-- start DATASET ENTRIES --

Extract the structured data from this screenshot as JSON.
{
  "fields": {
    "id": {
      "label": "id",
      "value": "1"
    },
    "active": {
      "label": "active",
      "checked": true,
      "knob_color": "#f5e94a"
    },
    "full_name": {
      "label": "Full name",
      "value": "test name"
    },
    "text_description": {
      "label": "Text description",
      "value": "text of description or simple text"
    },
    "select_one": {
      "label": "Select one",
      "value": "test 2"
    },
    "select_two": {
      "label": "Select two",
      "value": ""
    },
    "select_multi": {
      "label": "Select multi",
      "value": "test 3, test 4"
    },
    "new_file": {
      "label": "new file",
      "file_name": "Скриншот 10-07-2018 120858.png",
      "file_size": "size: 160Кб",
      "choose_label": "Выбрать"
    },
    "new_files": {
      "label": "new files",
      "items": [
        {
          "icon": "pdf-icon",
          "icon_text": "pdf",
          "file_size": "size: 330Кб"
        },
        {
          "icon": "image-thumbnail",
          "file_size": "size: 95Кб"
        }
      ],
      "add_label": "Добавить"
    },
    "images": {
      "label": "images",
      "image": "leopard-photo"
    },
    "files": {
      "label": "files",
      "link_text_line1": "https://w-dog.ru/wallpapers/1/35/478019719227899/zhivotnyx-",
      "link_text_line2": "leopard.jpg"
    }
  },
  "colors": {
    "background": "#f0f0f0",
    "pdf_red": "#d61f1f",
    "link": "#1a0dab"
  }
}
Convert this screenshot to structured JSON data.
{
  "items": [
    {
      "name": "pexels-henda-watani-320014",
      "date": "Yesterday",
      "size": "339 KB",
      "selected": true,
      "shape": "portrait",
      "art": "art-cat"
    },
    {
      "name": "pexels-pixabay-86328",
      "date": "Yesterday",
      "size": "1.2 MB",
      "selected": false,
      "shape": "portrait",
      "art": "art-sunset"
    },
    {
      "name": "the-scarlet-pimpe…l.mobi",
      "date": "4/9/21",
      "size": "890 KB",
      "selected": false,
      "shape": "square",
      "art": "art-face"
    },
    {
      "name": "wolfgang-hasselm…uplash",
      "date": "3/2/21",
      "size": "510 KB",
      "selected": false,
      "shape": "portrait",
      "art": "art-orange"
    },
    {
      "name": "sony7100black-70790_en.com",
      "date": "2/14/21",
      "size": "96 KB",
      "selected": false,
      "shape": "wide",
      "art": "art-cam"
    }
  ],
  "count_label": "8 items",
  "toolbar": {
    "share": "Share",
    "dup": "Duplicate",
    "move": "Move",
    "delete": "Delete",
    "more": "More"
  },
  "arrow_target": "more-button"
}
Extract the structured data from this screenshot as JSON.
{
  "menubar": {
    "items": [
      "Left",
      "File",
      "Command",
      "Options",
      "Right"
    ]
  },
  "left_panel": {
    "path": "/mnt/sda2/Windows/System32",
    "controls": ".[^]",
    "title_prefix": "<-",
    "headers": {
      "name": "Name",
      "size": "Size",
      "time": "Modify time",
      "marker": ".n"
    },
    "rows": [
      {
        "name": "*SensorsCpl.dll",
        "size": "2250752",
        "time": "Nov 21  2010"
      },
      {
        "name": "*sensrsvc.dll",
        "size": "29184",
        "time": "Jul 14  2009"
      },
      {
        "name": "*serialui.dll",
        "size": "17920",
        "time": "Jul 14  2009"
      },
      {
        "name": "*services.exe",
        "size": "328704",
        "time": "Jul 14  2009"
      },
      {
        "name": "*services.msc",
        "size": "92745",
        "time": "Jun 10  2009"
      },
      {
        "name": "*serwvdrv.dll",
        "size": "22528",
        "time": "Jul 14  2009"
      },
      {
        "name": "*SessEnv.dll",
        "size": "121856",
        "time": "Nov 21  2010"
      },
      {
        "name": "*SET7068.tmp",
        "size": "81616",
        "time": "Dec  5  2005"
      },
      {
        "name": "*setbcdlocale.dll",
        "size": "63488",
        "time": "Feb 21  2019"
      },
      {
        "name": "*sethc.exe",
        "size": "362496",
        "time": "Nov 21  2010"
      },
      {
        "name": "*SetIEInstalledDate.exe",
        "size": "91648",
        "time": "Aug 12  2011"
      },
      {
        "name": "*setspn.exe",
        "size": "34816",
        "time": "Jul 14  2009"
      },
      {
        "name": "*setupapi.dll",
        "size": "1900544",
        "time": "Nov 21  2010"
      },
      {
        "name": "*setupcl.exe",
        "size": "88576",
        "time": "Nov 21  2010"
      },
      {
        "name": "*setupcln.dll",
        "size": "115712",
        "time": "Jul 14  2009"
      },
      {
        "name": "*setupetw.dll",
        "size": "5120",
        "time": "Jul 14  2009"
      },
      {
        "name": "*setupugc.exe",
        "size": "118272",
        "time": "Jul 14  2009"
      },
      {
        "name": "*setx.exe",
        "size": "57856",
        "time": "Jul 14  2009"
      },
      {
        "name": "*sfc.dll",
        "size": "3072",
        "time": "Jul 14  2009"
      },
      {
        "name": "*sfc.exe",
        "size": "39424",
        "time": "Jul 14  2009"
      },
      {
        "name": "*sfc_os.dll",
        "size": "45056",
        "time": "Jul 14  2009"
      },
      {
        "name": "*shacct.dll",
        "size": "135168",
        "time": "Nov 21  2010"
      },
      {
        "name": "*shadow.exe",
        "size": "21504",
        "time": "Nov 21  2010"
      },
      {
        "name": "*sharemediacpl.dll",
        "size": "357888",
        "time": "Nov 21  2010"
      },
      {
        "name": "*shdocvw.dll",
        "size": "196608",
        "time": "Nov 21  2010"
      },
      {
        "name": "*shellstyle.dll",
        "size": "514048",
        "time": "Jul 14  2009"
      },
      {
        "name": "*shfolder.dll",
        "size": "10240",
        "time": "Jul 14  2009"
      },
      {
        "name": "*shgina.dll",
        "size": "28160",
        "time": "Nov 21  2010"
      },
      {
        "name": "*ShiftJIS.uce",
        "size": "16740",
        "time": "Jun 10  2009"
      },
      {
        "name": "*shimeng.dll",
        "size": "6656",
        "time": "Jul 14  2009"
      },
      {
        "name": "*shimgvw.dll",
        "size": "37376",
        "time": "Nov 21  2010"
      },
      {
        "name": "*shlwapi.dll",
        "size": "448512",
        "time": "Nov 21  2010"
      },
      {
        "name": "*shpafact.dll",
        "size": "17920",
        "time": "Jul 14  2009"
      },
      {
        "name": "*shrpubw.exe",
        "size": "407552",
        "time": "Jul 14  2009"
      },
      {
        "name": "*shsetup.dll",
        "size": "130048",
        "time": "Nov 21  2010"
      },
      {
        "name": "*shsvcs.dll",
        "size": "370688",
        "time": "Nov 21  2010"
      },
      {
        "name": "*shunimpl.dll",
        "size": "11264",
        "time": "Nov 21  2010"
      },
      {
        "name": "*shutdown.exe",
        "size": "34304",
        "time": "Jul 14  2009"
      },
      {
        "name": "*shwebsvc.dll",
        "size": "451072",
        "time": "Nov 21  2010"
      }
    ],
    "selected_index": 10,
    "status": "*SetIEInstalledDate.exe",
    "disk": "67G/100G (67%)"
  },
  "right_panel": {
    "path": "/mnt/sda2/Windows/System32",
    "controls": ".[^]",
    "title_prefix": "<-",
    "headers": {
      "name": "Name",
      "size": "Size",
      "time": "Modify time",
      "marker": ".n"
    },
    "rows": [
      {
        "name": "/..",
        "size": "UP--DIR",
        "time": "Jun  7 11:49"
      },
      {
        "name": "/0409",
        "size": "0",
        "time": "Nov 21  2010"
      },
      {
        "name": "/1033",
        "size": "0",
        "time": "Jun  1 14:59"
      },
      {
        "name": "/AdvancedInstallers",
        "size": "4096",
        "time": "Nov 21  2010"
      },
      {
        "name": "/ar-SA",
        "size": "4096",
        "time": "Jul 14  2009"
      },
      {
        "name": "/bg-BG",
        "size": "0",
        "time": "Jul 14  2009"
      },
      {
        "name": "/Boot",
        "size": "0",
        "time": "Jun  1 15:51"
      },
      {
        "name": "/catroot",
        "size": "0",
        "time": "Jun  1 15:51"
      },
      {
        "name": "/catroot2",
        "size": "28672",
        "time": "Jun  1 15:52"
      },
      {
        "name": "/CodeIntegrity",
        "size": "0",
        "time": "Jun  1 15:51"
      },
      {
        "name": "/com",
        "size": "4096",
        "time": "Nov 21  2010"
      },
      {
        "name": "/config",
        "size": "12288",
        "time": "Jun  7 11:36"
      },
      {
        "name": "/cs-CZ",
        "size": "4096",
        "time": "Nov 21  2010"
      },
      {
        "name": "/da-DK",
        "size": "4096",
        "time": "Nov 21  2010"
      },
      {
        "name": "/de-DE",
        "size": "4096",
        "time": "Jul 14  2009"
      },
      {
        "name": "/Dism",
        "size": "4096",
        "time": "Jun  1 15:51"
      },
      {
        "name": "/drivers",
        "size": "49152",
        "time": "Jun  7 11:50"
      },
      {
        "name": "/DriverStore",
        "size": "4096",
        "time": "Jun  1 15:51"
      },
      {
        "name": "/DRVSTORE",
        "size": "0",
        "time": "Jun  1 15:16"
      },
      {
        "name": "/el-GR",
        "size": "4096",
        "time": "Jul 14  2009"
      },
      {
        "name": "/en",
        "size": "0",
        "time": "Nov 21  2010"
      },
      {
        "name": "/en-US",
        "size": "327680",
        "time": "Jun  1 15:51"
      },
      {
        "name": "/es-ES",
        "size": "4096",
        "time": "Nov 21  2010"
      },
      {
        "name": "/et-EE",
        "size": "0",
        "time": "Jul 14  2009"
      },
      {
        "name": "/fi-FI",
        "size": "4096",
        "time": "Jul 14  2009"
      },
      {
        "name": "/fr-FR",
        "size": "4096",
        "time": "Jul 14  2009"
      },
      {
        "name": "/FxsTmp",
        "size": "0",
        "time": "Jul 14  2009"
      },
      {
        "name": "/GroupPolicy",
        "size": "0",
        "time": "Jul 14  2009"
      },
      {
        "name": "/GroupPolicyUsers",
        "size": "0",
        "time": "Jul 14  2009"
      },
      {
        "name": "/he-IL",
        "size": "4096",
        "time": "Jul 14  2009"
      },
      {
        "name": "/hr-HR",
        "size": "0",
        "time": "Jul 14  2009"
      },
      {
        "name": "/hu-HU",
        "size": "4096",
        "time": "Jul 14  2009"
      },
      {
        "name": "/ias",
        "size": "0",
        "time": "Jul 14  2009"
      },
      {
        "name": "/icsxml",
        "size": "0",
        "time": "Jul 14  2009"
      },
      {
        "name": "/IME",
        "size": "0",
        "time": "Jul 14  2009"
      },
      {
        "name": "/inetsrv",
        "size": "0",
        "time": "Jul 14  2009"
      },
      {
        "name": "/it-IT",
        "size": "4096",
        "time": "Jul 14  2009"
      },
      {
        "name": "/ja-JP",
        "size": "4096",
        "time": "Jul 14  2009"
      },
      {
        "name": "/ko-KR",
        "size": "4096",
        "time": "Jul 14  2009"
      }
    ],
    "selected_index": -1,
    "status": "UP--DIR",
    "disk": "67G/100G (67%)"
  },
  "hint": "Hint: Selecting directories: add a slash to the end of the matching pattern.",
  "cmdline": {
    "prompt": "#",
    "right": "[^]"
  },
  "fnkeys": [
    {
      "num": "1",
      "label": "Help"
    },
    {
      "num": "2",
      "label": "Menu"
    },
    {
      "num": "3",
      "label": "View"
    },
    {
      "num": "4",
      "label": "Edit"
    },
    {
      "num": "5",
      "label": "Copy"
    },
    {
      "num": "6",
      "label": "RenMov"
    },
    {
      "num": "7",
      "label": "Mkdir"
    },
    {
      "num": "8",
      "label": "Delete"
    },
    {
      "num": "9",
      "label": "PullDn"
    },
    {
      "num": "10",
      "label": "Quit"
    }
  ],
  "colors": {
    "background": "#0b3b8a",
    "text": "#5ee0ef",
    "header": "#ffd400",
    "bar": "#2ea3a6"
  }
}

-- end DATASET ENTRIES --

• [GOAL]: Look through the data above. Copy every line with the string "value" in it.

• [RESULT]:
      "value": "1"
      "value": "test name"
      "value": "text of description or simple text"
      "value": "test 2"
      "value": ""
      "value": "test 3, test 4"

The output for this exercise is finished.